LISTED ENTRIES:
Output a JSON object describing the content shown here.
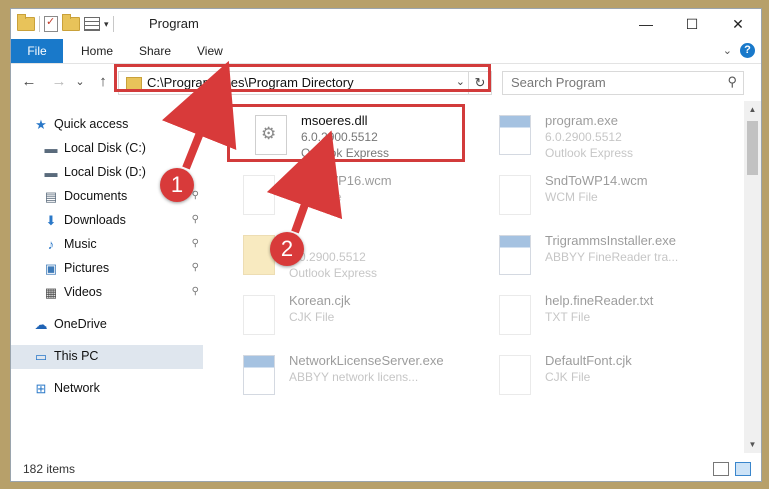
{
  "window": {
    "title": "Program",
    "controls": {
      "minimize": "—",
      "maximize": "☐",
      "close": "✕"
    }
  },
  "ribbon": {
    "tabs": [
      "File",
      "Home",
      "Share",
      "View"
    ],
    "help": "?",
    "expand": "⌄"
  },
  "nav": {
    "back": "←",
    "forward": "→",
    "recent": "⌄",
    "up": "↑",
    "address": "C:\\Program Files\\Program Directory",
    "address_dropdown": "⌄",
    "refresh": "↻",
    "search_placeholder": "Search Program",
    "search_icon": "⚲"
  },
  "sidebar": {
    "items": [
      {
        "label": "Quick access",
        "icon": "star-icon",
        "glyph": "★",
        "color": "#2a78c8",
        "pinned": false
      },
      {
        "label": "Local Disk (C:)",
        "icon": "drive-icon",
        "glyph": "▬",
        "color": "#5a6b7c",
        "pinned": true
      },
      {
        "label": "Local Disk (D:)",
        "icon": "drive-icon",
        "glyph": "▬",
        "color": "#5a6b7c",
        "pinned": true
      },
      {
        "label": "Documents",
        "icon": "documents-icon",
        "glyph": "▤",
        "color": "#5a6b7c",
        "pinned": true
      },
      {
        "label": "Downloads",
        "icon": "downloads-icon",
        "glyph": "⬇",
        "color": "#2a78c8",
        "pinned": true
      },
      {
        "label": "Music",
        "icon": "music-icon",
        "glyph": "♪",
        "color": "#2a78c8",
        "pinned": true
      },
      {
        "label": "Pictures",
        "icon": "pictures-icon",
        "glyph": "▣",
        "color": "#3d7ab8",
        "pinned": true
      },
      {
        "label": "Videos",
        "icon": "videos-icon",
        "glyph": "▦",
        "color": "#4a4a4a",
        "pinned": true
      },
      {
        "label": "OneDrive",
        "icon": "cloud-icon",
        "glyph": "☁",
        "color": "#1f63b5",
        "pinned": false
      },
      {
        "label": "This PC",
        "icon": "computer-icon",
        "glyph": "▭",
        "color": "#2a78c8",
        "pinned": false,
        "selected": true
      },
      {
        "label": "Network",
        "icon": "network-icon",
        "glyph": "⊞",
        "color": "#2a78c8",
        "pinned": false
      }
    ],
    "pin_glyph": "📌"
  },
  "files": [
    {
      "name": "msoeres.dll",
      "line1": "6.0.2900.5512",
      "line2": "Outlook Express",
      "icon": "gear",
      "highlighted": true
    },
    {
      "name": "program.exe",
      "line1": "6.0.2900.5512",
      "line2": "Outlook Express",
      "icon": "app",
      "highlighted": false
    },
    {
      "name": "SndToWP16.wcm",
      "line1": "WCM File",
      "line2": "",
      "icon": "blank",
      "highlighted": false
    },
    {
      "name": "SndToWP14.wcm",
      "line1": "WCM File",
      "line2": "",
      "icon": "blank",
      "highlighted": false
    },
    {
      "name": "",
      "line1": "6.0.2900.5512",
      "line2": "Outlook Express",
      "icon": "folder",
      "highlighted": false
    },
    {
      "name": "TrigrammsInstaller.exe",
      "line1": "ABBYY FineReader tra...",
      "line2": "",
      "icon": "app",
      "highlighted": false
    },
    {
      "name": "Korean.cjk",
      "line1": "CJK File",
      "line2": "",
      "icon": "blank",
      "highlighted": false
    },
    {
      "name": "help.fineReader.txt",
      "line1": "TXT File",
      "line2": "",
      "icon": "blank",
      "highlighted": false
    },
    {
      "name": "NetworkLicenseServer.exe",
      "line1": "ABBYY network licens...",
      "line2": "",
      "icon": "app",
      "highlighted": false
    },
    {
      "name": "DefaultFont.cjk",
      "line1": "CJK File",
      "line2": "",
      "icon": "blank",
      "highlighted": false
    }
  ],
  "status": {
    "count": "182 items"
  },
  "markers": [
    "1",
    "2"
  ],
  "colors": {
    "accent": "#1979ca",
    "highlight": "#d23b3b",
    "selected_bg": "#dfe6ee"
  }
}
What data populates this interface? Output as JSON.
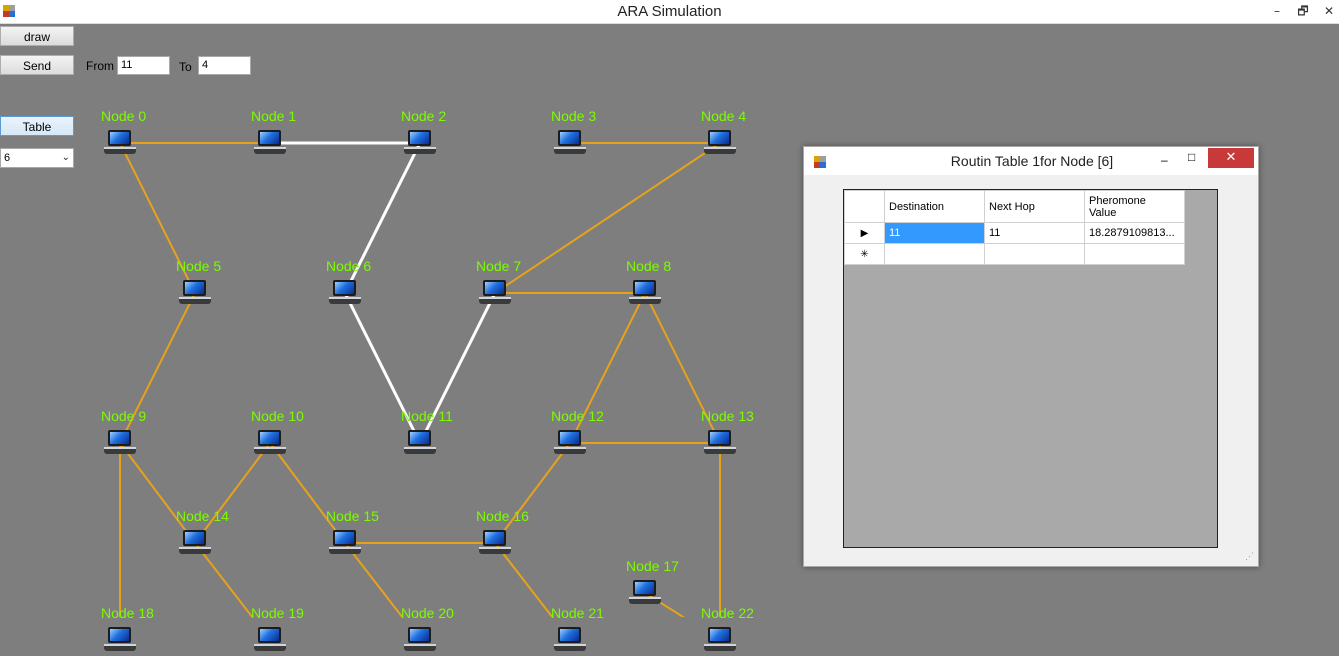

GIVEN EXERCISE: Where a line of the records above holds the word "Disk", copy that line.

THE RESPONSE:
        "label": "Local Disk (C:)",
        "label": "Local Disk (D:)",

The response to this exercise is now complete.